WHAT THIS TASK INVOLVES:
Repeat every record below exactly as written.

EXTRACTED MATERIAL:
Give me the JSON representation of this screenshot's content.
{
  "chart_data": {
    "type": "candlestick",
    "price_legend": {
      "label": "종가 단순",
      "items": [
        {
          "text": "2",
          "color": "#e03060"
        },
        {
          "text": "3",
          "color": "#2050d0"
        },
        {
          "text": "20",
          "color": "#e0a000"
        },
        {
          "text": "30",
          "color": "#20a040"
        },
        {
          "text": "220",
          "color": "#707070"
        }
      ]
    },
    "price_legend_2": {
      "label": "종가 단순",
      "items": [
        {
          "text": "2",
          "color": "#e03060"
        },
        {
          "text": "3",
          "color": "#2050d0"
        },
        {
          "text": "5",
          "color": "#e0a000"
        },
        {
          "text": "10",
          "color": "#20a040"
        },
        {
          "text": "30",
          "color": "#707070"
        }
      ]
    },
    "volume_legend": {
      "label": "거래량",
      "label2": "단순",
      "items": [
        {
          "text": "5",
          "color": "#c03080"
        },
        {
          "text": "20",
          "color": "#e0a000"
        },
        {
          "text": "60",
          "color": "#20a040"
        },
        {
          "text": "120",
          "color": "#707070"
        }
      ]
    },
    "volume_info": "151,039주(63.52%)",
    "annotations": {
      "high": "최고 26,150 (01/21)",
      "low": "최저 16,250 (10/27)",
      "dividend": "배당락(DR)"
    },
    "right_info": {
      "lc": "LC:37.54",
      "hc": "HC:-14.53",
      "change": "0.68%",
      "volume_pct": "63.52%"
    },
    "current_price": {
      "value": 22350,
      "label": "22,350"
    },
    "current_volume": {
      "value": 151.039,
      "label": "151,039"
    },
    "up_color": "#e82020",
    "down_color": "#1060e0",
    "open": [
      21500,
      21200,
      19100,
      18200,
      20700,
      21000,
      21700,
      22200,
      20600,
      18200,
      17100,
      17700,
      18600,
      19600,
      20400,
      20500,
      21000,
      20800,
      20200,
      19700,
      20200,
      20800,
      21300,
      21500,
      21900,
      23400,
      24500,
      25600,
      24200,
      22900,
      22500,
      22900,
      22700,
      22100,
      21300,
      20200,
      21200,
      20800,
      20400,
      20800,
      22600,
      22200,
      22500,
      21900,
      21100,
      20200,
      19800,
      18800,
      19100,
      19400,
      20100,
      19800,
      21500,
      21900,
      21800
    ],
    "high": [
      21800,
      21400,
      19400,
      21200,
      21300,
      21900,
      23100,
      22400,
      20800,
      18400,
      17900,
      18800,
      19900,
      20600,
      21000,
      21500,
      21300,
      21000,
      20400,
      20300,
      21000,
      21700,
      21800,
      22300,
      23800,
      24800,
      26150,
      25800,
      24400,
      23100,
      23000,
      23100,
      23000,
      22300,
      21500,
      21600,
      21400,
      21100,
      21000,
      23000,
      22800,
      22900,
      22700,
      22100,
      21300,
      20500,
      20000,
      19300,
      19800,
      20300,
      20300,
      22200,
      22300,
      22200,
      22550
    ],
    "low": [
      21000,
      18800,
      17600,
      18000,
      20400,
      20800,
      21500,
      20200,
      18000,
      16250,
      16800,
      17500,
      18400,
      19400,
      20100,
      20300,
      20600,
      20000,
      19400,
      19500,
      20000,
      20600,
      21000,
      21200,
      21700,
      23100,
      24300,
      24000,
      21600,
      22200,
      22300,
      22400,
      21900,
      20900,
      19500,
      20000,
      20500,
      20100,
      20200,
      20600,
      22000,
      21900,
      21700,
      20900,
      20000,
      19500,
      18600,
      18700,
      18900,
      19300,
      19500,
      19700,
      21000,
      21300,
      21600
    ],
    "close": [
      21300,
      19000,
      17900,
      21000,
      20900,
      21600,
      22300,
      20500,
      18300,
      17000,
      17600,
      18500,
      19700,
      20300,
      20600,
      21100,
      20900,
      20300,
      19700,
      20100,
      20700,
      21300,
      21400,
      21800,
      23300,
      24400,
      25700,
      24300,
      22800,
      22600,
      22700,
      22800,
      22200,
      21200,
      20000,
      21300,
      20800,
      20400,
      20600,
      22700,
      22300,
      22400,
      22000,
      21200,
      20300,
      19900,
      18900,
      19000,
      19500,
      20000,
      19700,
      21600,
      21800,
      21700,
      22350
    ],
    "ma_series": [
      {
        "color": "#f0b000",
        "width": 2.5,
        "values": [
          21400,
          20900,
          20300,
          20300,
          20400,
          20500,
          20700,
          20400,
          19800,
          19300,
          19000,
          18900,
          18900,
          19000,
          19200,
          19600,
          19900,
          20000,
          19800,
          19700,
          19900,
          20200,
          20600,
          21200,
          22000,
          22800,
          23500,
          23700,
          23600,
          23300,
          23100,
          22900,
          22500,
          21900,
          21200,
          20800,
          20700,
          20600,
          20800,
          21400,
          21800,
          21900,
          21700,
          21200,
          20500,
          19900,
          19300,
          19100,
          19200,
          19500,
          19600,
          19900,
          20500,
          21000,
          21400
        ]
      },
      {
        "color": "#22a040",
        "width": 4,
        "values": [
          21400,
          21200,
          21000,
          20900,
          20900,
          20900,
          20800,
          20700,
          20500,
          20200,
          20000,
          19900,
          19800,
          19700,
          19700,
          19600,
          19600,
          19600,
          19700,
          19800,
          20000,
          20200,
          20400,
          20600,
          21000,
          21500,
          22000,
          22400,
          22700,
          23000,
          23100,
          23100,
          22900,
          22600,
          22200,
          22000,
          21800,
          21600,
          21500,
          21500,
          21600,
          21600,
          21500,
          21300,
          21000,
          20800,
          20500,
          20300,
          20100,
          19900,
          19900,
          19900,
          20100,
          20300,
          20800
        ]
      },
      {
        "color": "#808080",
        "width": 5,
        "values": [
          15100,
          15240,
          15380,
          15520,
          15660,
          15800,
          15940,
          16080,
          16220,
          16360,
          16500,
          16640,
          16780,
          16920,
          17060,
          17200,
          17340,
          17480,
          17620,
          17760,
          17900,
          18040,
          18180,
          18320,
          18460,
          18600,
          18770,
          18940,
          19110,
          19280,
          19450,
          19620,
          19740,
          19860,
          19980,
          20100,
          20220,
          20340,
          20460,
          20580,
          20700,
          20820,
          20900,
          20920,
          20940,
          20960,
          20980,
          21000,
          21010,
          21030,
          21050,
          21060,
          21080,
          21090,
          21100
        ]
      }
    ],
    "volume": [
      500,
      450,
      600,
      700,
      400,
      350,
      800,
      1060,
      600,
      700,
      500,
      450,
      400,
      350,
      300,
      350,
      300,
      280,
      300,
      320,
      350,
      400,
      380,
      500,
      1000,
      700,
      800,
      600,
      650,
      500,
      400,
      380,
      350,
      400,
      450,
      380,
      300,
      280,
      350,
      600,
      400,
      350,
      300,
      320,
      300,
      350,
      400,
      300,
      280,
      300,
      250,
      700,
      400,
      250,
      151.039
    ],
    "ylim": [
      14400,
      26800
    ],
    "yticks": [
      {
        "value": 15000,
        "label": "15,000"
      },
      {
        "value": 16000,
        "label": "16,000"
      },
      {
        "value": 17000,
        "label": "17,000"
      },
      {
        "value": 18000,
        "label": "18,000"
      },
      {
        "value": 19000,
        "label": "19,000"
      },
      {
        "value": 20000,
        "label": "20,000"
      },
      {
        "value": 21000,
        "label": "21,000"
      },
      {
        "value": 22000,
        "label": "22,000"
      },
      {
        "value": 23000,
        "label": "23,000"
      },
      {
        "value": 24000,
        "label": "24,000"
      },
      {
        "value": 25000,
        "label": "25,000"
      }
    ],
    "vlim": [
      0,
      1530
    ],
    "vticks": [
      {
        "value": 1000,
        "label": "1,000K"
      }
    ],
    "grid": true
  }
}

SOLUTION TO THIS PROBLEM:
Give me the JSON representation of this screenshot's content.
{
  "chart_data": {
    "type": "candlestick",
    "price_legend": {
      "label": "종가 단순",
      "items": [
        {
          "text": "2",
          "color": "#e03060"
        },
        {
          "text": "3",
          "color": "#2050d0"
        },
        {
          "text": "20",
          "color": "#e0a000"
        },
        {
          "text": "30",
          "color": "#20a040"
        },
        {
          "text": "220",
          "color": "#707070"
        }
      ]
    },
    "price_legend_2": {
      "label": "종가 단순",
      "items": [
        {
          "text": "2",
          "color": "#e03060"
        },
        {
          "text": "3",
          "color": "#2050d0"
        },
        {
          "text": "5",
          "color": "#e0a000"
        },
        {
          "text": "10",
          "color": "#20a040"
        },
        {
          "text": "30",
          "color": "#707070"
        }
      ]
    },
    "volume_legend": {
      "label": "거래량",
      "label2": "단순",
      "items": [
        {
          "text": "5",
          "color": "#c03080"
        },
        {
          "text": "20",
          "color": "#e0a000"
        },
        {
          "text": "60",
          "color": "#20a040"
        },
        {
          "text": "120",
          "color": "#707070"
        }
      ]
    },
    "volume_info": "151,039주(63.52%)",
    "annotations": {
      "high": "최고 26,150 (01/21)",
      "low": "최저 16,250 (10/27)",
      "dividend": "배당락(DR)"
    },
    "right_info": {
      "lc": "LC:37.54",
      "hc": "HC:-14.53",
      "change": "0.68%",
      "volume_pct": "63.52%"
    },
    "current_price": {
      "value": 22350,
      "label": "22,350"
    },
    "current_volume": {
      "value": 151.039,
      "label": "151,039"
    },
    "up_color": "#e82020",
    "down_color": "#1060e0",
    "open": [
      21500,
      21200,
      19100,
      18200,
      20700,
      21000,
      21700,
      22200,
      20600,
      18200,
      17100,
      17700,
      18600,
      19600,
      20400,
      20500,
      21000,
      20800,
      20200,
      19700,
      20200,
      20800,
      21300,
      21500,
      21900,
      23400,
      24500,
      25600,
      24200,
      22900,
      22500,
      22900,
      22700,
      22100,
      21300,
      20200,
      21200,
      20800,
      20400,
      20800,
      22600,
      22200,
      22500,
      21900,
      21100,
      20200,
      19800,
      18800,
      19100,
      19400,
      20100,
      19800,
      21500,
      21900,
      21800
    ],
    "high": [
      21800,
      21400,
      19400,
      21200,
      21300,
      21900,
      23100,
      22400,
      20800,
      18400,
      17900,
      18800,
      19900,
      20600,
      21000,
      21500,
      21300,
      21000,
      20400,
      20300,
      21000,
      21700,
      21800,
      22300,
      23800,
      24800,
      26150,
      25800,
      24400,
      23100,
      23000,
      23100,
      23000,
      22300,
      21500,
      21600,
      21400,
      21100,
      21000,
      23000,
      22800,
      22900,
      22700,
      22100,
      21300,
      20500,
      20000,
      19300,
      19800,
      20300,
      20300,
      22200,
      22300,
      22200,
      22550
    ],
    "low": [
      21000,
      18800,
      17600,
      18000,
      20400,
      20800,
      21500,
      20200,
      18000,
      16250,
      16800,
      17500,
      18400,
      19400,
      20100,
      20300,
      20600,
      20000,
      19400,
      19500,
      20000,
      20600,
      21000,
      21200,
      21700,
      23100,
      24300,
      24000,
      21600,
      22200,
      22300,
      22400,
      21900,
      20900,
      19500,
      20000,
      20500,
      20100,
      20200,
      20600,
      22000,
      21900,
      21700,
      20900,
      20000,
      19500,
      18600,
      18700,
      18900,
      19300,
      19500,
      19700,
      21000,
      21300,
      21600
    ],
    "close": [
      21300,
      19000,
      17900,
      21000,
      20900,
      21600,
      22300,
      20500,
      18300,
      17000,
      17600,
      18500,
      19700,
      20300,
      20600,
      21100,
      20900,
      20300,
      19700,
      20100,
      20700,
      21300,
      21400,
      21800,
      23300,
      24400,
      25700,
      24300,
      22800,
      22600,
      22700,
      22800,
      22200,
      21200,
      20000,
      21300,
      20800,
      20400,
      20600,
      22700,
      22300,
      22400,
      22000,
      21200,
      20300,
      19900,
      18900,
      19000,
      19500,
      20000,
      19700,
      21600,
      21800,
      21700,
      22350
    ],
    "ma_series": [
      {
        "color": "#f0b000",
        "width": 2.5,
        "values": [
          21400,
          20900,
          20300,
          20300,
          20400,
          20500,
          20700,
          20400,
          19800,
          19300,
          19000,
          18900,
          18900,
          19000,
          19200,
          19600,
          19900,
          20000,
          19800,
          19700,
          19900,
          20200,
          20600,
          21200,
          22000,
          22800,
          23500,
          23700,
          23600,
          23300,
          23100,
          22900,
          22500,
          21900,
          21200,
          20800,
          20700,
          20600,
          20800,
          21400,
          21800,
          21900,
          21700,
          21200,
          20500,
          19900,
          19300,
          19100,
          19200,
          19500,
          19600,
          19900,
          20500,
          21000,
          21400
        ]
      },
      {
        "color": "#22a040",
        "width": 4,
        "values": [
          21400,
          21200,
          21000,
          20900,
          20900,
          20900,
          20800,
          20700,
          20500,
          20200,
          20000,
          19900,
          19800,
          19700,
          19700,
          19600,
          19600,
          19600,
          19700,
          19800,
          20000,
          20200,
          20400,
          20600,
          21000,
          21500,
          22000,
          22400,
          22700,
          23000,
          23100,
          23100,
          22900,
          22600,
          22200,
          22000,
          21800,
          21600,
          21500,
          21500,
          21600,
          21600,
          21500,
          21300,
          21000,
          20800,
          20500,
          20300,
          20100,
          19900,
          19900,
          19900,
          20100,
          20300,
          20800
        ]
      },
      {
        "color": "#808080",
        "width": 5,
        "values": [
          15100,
          15240,
          15380,
          15520,
          15660,
          15800,
          15940,
          16080,
          16220,
          16360,
          16500,
          16640,
          16780,
          16920,
          17060,
          17200,
          17340,
          17480,
          17620,
          17760,
          17900,
          18040,
          18180,
          18320,
          18460,
          18600,
          18770,
          18940,
          19110,
          19280,
          19450,
          19620,
          19740,
          19860,
          19980,
          20100,
          20220,
          20340,
          20460,
          20580,
          20700,
          20820,
          20900,
          20920,
          20940,
          20960,
          20980,
          21000,
          21010,
          21030,
          21050,
          21060,
          21080,
          21090,
          21100
        ]
      }
    ],
    "volume": [
      500,
      450,
      600,
      700,
      400,
      350,
      800,
      1060,
      600,
      700,
      500,
      450,
      400,
      350,
      300,
      350,
      300,
      280,
      300,
      320,
      350,
      400,
      380,
      500,
      1000,
      700,
      800,
      600,
      650,
      500,
      400,
      380,
      350,
      400,
      450,
      380,
      300,
      280,
      350,
      600,
      400,
      350,
      300,
      320,
      300,
      350,
      400,
      300,
      280,
      300,
      250,
      700,
      400,
      250,
      151.039
    ],
    "ylim": [
      14400,
      26800
    ],
    "yticks": [
      {
        "value": 15000,
        "label": "15,000"
      },
      {
        "value": 16000,
        "label": "16,000"
      },
      {
        "value": 17000,
        "label": "17,000"
      },
      {
        "value": 18000,
        "label": "18,000"
      },
      {
        "value": 19000,
        "label": "19,000"
      },
      {
        "value": 20000,
        "label": "20,000"
      },
      {
        "value": 21000,
        "label": "21,000"
      },
      {
        "value": 22000,
        "label": "22,000"
      },
      {
        "value": 23000,
        "label": "23,000"
      },
      {
        "value": 24000,
        "label": "24,000"
      },
      {
        "value": 25000,
        "label": "25,000"
      }
    ],
    "vlim": [
      0,
      1530
    ],
    "vticks": [
      {
        "value": 1000,
        "label": "1,000K"
      }
    ],
    "grid": true
  }
}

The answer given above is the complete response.